§ **TO BE DONE**:
Copy every line of the data in which the word "DISTRICT" occurs.

§ **SOURCE DATA**:

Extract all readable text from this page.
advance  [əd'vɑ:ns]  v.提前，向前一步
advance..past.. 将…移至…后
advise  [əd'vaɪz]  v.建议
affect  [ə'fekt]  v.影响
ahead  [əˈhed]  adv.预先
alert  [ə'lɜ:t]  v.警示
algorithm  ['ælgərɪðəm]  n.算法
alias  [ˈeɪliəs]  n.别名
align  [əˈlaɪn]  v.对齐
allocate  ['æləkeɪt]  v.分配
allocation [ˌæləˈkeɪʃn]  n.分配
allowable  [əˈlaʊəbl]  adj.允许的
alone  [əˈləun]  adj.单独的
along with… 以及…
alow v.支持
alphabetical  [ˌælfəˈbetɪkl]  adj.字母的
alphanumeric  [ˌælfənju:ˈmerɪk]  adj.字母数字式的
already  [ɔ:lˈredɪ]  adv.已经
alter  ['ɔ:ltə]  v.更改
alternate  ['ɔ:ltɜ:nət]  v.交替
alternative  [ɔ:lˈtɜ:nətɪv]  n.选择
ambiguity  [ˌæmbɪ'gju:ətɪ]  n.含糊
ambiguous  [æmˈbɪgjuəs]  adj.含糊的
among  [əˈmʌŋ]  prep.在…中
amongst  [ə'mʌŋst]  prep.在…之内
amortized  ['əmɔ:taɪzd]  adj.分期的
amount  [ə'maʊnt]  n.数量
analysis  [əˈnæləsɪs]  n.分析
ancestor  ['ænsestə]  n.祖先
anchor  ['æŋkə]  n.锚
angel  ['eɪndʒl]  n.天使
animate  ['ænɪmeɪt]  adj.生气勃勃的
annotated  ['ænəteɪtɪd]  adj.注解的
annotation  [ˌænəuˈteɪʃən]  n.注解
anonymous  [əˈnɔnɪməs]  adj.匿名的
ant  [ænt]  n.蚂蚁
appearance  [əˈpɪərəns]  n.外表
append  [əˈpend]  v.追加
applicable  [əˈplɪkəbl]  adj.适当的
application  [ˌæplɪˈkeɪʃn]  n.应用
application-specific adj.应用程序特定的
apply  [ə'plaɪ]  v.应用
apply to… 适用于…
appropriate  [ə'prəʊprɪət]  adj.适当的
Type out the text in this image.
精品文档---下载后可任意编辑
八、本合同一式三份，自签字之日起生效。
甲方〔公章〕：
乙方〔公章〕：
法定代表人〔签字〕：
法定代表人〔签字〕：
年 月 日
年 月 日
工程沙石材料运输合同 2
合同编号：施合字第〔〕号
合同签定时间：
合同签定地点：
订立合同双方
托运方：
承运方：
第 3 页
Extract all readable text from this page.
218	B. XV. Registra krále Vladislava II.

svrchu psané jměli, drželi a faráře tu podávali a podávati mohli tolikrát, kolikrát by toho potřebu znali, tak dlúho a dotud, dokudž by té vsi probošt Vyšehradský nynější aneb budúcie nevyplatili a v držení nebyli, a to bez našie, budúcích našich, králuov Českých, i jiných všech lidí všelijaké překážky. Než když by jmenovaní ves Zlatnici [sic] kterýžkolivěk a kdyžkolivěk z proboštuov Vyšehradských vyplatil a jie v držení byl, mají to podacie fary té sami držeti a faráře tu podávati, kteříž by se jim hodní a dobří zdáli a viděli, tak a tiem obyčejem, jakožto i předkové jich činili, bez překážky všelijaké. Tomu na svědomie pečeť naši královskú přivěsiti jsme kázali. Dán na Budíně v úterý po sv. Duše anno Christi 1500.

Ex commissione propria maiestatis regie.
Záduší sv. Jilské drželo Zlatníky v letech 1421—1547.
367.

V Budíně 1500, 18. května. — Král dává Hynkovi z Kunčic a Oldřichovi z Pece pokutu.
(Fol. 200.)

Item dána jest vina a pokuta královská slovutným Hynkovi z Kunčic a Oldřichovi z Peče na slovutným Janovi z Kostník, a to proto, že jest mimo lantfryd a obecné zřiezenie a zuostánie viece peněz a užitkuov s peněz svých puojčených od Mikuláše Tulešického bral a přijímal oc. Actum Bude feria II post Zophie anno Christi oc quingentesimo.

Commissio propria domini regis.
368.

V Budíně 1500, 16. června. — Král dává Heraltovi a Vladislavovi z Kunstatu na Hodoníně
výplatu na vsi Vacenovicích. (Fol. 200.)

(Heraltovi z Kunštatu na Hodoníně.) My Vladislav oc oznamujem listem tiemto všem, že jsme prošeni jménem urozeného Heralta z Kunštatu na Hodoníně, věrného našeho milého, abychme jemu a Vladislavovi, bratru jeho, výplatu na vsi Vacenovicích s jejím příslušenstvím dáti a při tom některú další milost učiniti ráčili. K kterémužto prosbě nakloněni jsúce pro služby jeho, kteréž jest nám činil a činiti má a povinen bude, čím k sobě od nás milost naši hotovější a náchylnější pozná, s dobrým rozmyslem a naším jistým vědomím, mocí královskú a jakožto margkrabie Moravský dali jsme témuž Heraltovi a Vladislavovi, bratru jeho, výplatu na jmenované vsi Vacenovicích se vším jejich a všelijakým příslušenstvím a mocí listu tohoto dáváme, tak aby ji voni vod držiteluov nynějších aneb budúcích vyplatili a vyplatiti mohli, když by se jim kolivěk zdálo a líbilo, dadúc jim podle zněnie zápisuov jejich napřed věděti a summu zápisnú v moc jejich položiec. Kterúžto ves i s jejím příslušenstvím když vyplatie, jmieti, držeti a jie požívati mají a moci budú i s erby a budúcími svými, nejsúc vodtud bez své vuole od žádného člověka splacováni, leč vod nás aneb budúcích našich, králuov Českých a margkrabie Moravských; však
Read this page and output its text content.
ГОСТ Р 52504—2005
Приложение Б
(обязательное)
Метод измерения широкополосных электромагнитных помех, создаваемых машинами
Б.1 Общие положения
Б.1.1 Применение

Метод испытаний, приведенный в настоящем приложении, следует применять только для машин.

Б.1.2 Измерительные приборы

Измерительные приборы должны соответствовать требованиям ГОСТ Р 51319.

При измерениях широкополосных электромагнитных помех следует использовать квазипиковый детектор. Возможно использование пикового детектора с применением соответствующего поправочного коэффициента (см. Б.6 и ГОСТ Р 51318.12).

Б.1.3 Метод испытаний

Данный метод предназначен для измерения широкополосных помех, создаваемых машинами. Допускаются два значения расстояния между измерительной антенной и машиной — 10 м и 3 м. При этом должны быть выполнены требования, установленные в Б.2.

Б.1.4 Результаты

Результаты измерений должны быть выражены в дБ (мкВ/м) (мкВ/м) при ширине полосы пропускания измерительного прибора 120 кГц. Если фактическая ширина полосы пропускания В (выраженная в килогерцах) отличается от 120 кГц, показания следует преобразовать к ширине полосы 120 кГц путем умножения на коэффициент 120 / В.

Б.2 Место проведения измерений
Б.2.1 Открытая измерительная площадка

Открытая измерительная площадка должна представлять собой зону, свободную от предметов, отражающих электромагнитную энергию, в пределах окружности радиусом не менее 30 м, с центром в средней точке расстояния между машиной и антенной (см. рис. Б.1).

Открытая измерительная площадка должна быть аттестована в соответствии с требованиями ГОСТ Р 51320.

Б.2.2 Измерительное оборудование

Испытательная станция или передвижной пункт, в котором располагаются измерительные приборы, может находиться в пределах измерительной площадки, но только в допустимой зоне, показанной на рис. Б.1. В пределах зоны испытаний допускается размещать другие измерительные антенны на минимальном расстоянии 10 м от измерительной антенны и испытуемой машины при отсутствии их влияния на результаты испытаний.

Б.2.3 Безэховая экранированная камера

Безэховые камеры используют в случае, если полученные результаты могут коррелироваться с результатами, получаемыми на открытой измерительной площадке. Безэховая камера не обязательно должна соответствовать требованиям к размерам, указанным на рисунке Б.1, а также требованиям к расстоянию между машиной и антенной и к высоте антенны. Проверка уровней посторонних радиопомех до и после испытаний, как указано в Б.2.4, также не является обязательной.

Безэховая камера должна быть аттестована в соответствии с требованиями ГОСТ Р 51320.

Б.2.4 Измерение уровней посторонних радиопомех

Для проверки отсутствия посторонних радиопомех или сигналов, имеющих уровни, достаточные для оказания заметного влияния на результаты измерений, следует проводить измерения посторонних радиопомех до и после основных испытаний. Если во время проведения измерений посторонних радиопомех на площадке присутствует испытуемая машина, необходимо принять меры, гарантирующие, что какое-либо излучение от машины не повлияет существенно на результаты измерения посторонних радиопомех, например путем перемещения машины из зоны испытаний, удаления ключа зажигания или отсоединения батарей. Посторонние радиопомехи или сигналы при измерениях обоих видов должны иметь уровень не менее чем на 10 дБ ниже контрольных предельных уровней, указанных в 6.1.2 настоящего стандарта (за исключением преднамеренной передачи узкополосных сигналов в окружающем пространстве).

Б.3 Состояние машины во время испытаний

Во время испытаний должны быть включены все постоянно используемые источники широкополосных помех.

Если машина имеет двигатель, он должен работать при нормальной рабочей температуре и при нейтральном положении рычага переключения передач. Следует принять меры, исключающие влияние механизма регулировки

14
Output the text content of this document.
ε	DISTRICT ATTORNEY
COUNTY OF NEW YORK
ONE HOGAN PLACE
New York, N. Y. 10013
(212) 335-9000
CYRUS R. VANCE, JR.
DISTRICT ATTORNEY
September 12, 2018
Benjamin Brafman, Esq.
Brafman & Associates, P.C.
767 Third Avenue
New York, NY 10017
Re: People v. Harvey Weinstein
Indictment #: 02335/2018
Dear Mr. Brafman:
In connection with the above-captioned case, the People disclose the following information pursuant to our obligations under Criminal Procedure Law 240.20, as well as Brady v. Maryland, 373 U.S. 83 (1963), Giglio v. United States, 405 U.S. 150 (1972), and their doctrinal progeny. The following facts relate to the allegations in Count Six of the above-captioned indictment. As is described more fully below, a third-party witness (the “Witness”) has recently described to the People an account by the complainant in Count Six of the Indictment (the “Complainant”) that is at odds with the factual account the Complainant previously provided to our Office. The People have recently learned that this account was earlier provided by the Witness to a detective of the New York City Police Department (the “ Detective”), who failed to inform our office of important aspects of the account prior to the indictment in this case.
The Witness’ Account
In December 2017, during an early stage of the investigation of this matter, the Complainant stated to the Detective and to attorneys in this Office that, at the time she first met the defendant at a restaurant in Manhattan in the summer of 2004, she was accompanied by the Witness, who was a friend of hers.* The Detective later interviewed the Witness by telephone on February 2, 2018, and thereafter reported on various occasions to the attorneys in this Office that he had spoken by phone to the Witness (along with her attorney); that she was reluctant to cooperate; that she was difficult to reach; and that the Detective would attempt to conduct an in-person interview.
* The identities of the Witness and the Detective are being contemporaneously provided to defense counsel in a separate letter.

§ **FINISHED TASK**:
ε	DISTRICT ATTORNEY
DISTRICT ATTORNEY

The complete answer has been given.